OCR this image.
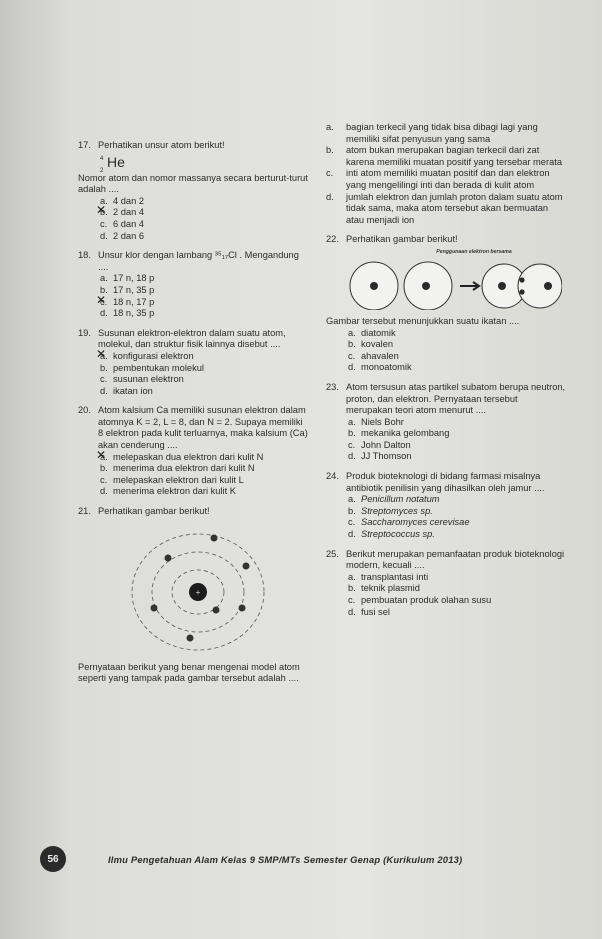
17. Perhatikan unsur atom berikut!
4 He
2
Nomor atom dan nomor massanya secara berturut-turut adalah ....
a. 4 dan 2
b. ✕ 2 dan 4
c. 6 dan 4
d. 2 dan 6
18. Unsur klor dengan lambang ³⁵₁₇Cl . Mengandung ....
a. 17 n, 18 p
b. 17 n, 35 p
c. ✕ 18 n, 17 p
d. 18 n, 35 p
19. Susunan elektron-elektron dalam suatu atom, molekul, dan struktur fisik lainnya disebut ....
a. ✕ konfigurasi elektron
b. pembentukan molekul
c. susunan elektron
d. ikatan ion
20. Atom kalsium Ca memiliki susunan elektron dalam atomnya K = 2, L = 8, dan N = 2. Supaya memiliki 8 elektron pada kulit terluarnya, maka kalsium (Ca) akan cenderung ....
a. ✕ melepaskan dua elektron dari kulit N
b. menerima dua elektron dari kulit N
c. melepaskan elektron dari kulit L
d. menerima elektron dari kulit K
21. Perhatikan gambar berikut!
+
Pernyataan berikut yang benar mengenai model atom seperti yang tampak pada gambar tersebut adalah ....
a.	bagian terkecil yang tidak bisa dibagi lagi yang memiliki sifat penyusun yang sama
b.	atom bukan merupakan bagian terkecil dari zat karena memiliki muatan positif yang tersebar merata
c.	inti atom memiliki muatan positif dan dan elektron yang mengelilingi inti dan berada di kulit atom
d.	jumlah elektron dan jumlah proton dalam suatu atom tidak sama, maka atom tersebut akan bermuatan atau menjadi ion
22. Perhatikan gambar berikut!
Penggunaan elektron bersama
Gambar tersebut menunjukkan suatu ikatan ....
a. diatomik
b. kovalen
c. ahavalen
d. monoatomik
23. Atom tersusun atas partikel subatom berupa neutron, proton, dan elektron. Pernyataan tersebut merupakan teori atom menurut ....
a. Niels Bohr
b. mekanika gelombang
c. John Dalton
d. JJ Thomson
24. Produk bioteknologi di bidang farmasi misalnya antibiotik penilisin yang dihasilkan oleh jamur ....
a. Penicillum notatum
b. Streptomyces sp.
c. Saccharomyces cerevisae
d. Streptococcus sp.
25. Berikut merupakan pemanfaatan produk bioteknologi modern, kecuali ....
a. transplantasi inti
b. teknik plasmid
c. pembuatan produk olahan susu
d. fusi sel
56	Ilmu Pengetahuan Alam Kelas 9 SMP/MTs Semester Genap (Kurikulum 2013)
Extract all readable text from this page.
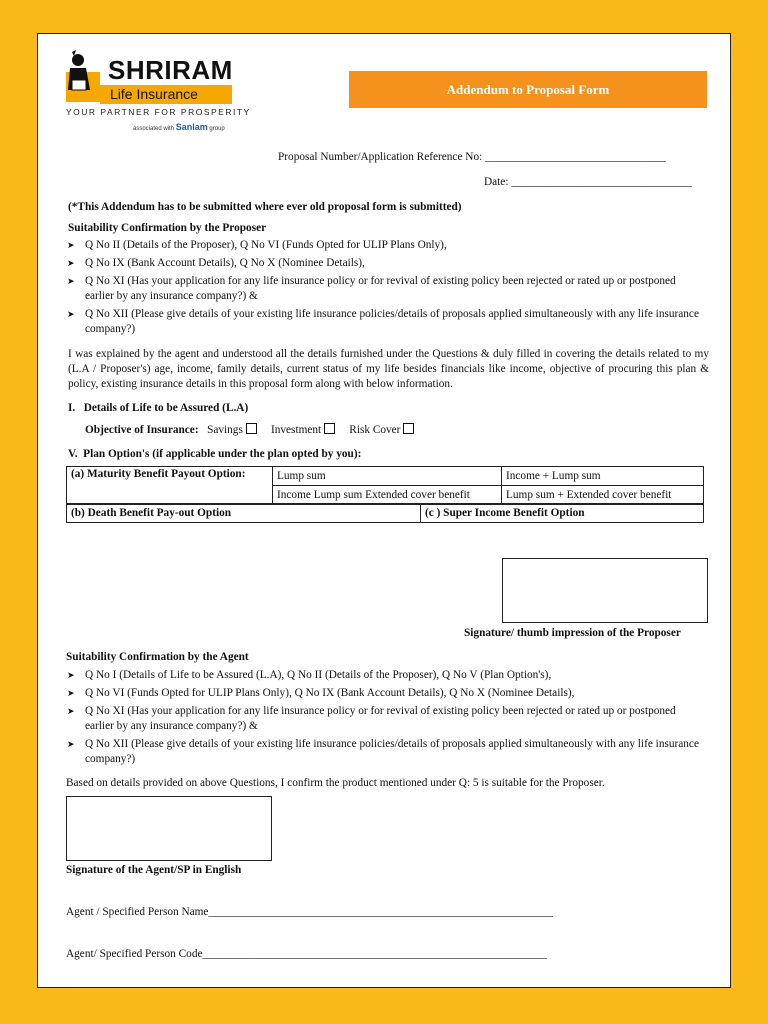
SHRIRAM
Life Insurance
YOUR PARTNER FOR PROSPERITY
associated with Sanlam group
Addendum to Proposal Form
Proposal Number/Application Reference No: ________________________________
Date: ________________________________
(*This Addendum has to be submitted where ever old proposal form is submitted)
Suitability Confirmation by the Proposer
➤ Q No II (Details of the Proposer), Q No VI (Funds Opted for ULIP Plans Only),
➤ Q No IX (Bank Account Details), Q No X (Nominee Details),
➤ Q No XI (Has your application for any life insurance policy or for revival of existing policy been rejected or rated up or postponed earlier by any insurance company?) &
➤ Q No XII (Please give details of your existing life insurance policies/details of proposals applied simultaneously with any life insurance company?)
I was explained by the agent and understood all the details furnished under the Questions & duly filled in covering the details related to my (L.A / Proposer's) age, income, family details, current status of my life besides financials like income, objective of procuring this plan & policy, existing insurance details in this proposal form along with below information.
I.   Details of Life to be Assured (L.A)
Objective of Insurance: Savings Investment Risk Cover
V.  Plan Option's (if applicable under the plan opted by you):
(a) Maturity Benefit Payout Option:	Lump sum	Income + Lump sum
	Income Lump sum Extended cover benefit	Lump sum + Extended cover benefit
(b) Death Benefit Pay-out Option	(c ) Super Income Benefit Option
Signature/ thumb impression of the Proposer
Suitability Confirmation by the Agent
➤ Q No I (Details of Life to be Assured (L.A), Q No II (Details of the Proposer), Q No V (Plan Option's),
➤ Q No VI (Funds Opted for ULIP Plans Only), Q No IX (Bank Account Details), Q No X (Nominee Details),
➤ Q No XI (Has your application for any life insurance policy or for revival of existing policy been rejected or rated up or postponed earlier by any insurance company?) &
➤ Q No XII (Please give details of your existing life insurance policies/details of proposals applied simultaneously with any life insurance company?)
Based on details provided on above Questions, I confirm the product mentioned under Q: 5 is suitable for the Proposer.
Signature of the Agent/SP in English
Agent / Specified Person Name_____________________________________________________________
Agent/ Specified Person Code_____________________________________________________________
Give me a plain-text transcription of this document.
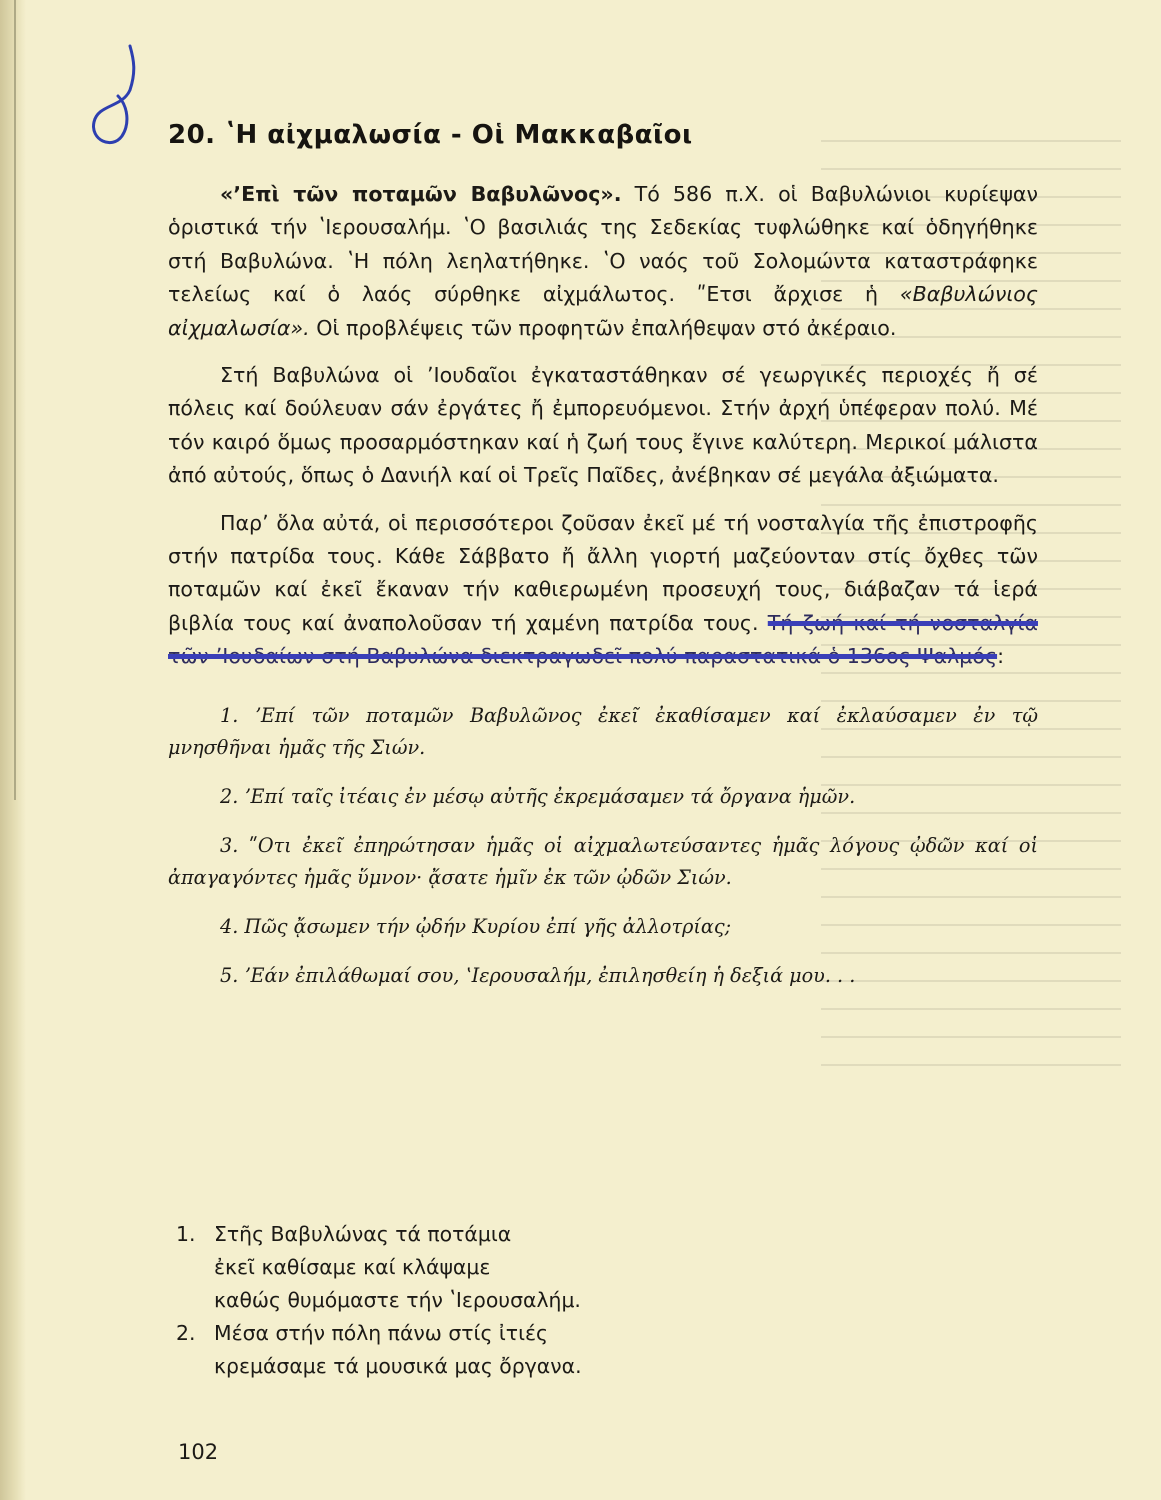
20. ʽΗ αἰχμαλωσία - Οἱ Μακκαβαῖοι

«ʼΕπὶ τῶν ποταμῶν Βαβυλῶνος». Τό 586 π.Χ. οἱ Βαβυλώνιοι κυρίεψαν ὁριστικά τήν ʽΙερουσαλήμ. ʽΟ βασιλιάς της Σεδεκίας τυφλώθηκε καί ὁδηγήθηκε στή Βαβυλώνα. ʽΗ πόλη λεηλατήθηκε. ʽΟ ναός τοῦ Σολομώντα καταστράφηκε τελείως καί ὁ λαός σύρθηκε αἰχμάλωτος. ʺΕτσι ἄρχισε ἡ «Βαβυλώνιος αἰχμαλωσία». Οἱ προβλέψεις τῶν προφητῶν ἐπαλήθεψαν στό ἀκέραιο.

Στή Βαβυλώνα οἱ ʼΙουδαῖοι ἐγκαταστάθηκαν σέ γεωργικές περιοχές ἤ σέ πόλεις καί δούλευαν σάν ἐργάτες ἤ ἐμπορευόμενοι. Στήν ἀρχή ὑπέφεραν πολύ. Μέ τόν καιρό ὅμως προσαρμόστηκαν καί ἡ ζωή τους ἔγινε καλύτερη. Μερικοί μάλιστα ἀπό αὐτούς, ὅπως ὁ Δανιήλ καί οἱ Τρεῖς Παῖδες, ἀνέβηκαν σέ μεγάλα ἀξιώματα.

Παρʼ ὅλα αὐτά, οἱ περισσότεροι ζοῦσαν ἐκεῖ μέ τή νοσταλγία τῆς ἐπιστροφῆς στήν πατρίδα τους. Κάθε Σάββατο ἤ ἄλλη γιορτή μαζεύονταν στίς ὄχθες τῶν ποταμῶν καί ἐκεῖ ἔκαναν τήν καθιερωμένη προσευχή τους, διάβαζαν τά ἱερά βιβλία τους καί ἀναπολοῦσαν τή χαμένη πατρίδα τους. Τή ζωή καί τή νοσταλγία τῶν ʼΙουδαίων στή Βαβυλώνα διεκτραγωδεῖ πολύ παραστατικά ὁ 136ος Ψαλμός:

1. ʼΕπί τῶν ποταμῶν Βαβυλῶνος ἐκεῖ ἐκαθίσαμεν καί ἐκλαύσαμεν ἐν τῷ μνησθῆναι ἡμᾶς τῆς Σιών.

2. ʼΕπί ταῖς ἰτέαις ἐν μέσῳ αὐτῆς ἐκρεμάσαμεν τά ὄργανα ἡμῶν.

3. ʺΟτι ἐκεῖ ἐπηρώτησαν ἡμᾶς οἱ αἰχμαλωτεύσαντες ἡμᾶς λόγους ᾠδῶν καί οἱ ἀπαγαγόντες ἡμᾶς ὕμνον· ᾄσατε ἡμῖν ἐκ τῶν ᾠδῶν Σιών.

4. Πῶς ᾄσωμεν τήν ᾠδήν Κυρίου ἐπί γῆς ἀλλοτρίας;

5. ʼΕάν ἐπιλάθωμαί σου, ʽΙερουσαλήμ, ἐπιλησθείη ἡ δεξιά μου. . .

1. Στῆς Βαβυλώνας τά ποτάμια
ἐκεῖ καθίσαμε καί κλάψαμε
καθώς θυμόμαστε τήν ʽΙερουσαλήμ.
2. Μέσα στήν πόλη πάνω στίς ἰτιές
κρεμάσαμε τά μουσικά μας ὄργανα.
102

● **Requirement**
Identify which lines contain the word "ἡμᾶς" and copy each one.

● **Result of the task**
1. ʼΕπί τῶν ποταμῶν Βαβυλῶνος ἐκεῖ ἐκαθίσαμεν καί ἐκλαύσαμεν ἐν τῷ μνησθῆναι ἡμᾶς τῆς Σιών.
3. ʺΟτι ἐκεῖ ἐπηρώτησαν ἡμᾶς οἱ αἰχμαλωτεύσαντες ἡμᾶς λόγους ᾠδῶν καί οἱ ἀπαγαγόντες ἡμᾶς ὕμνον· ᾄσατε ἡμῖν ἐκ τῶν ᾠδῶν Σιών.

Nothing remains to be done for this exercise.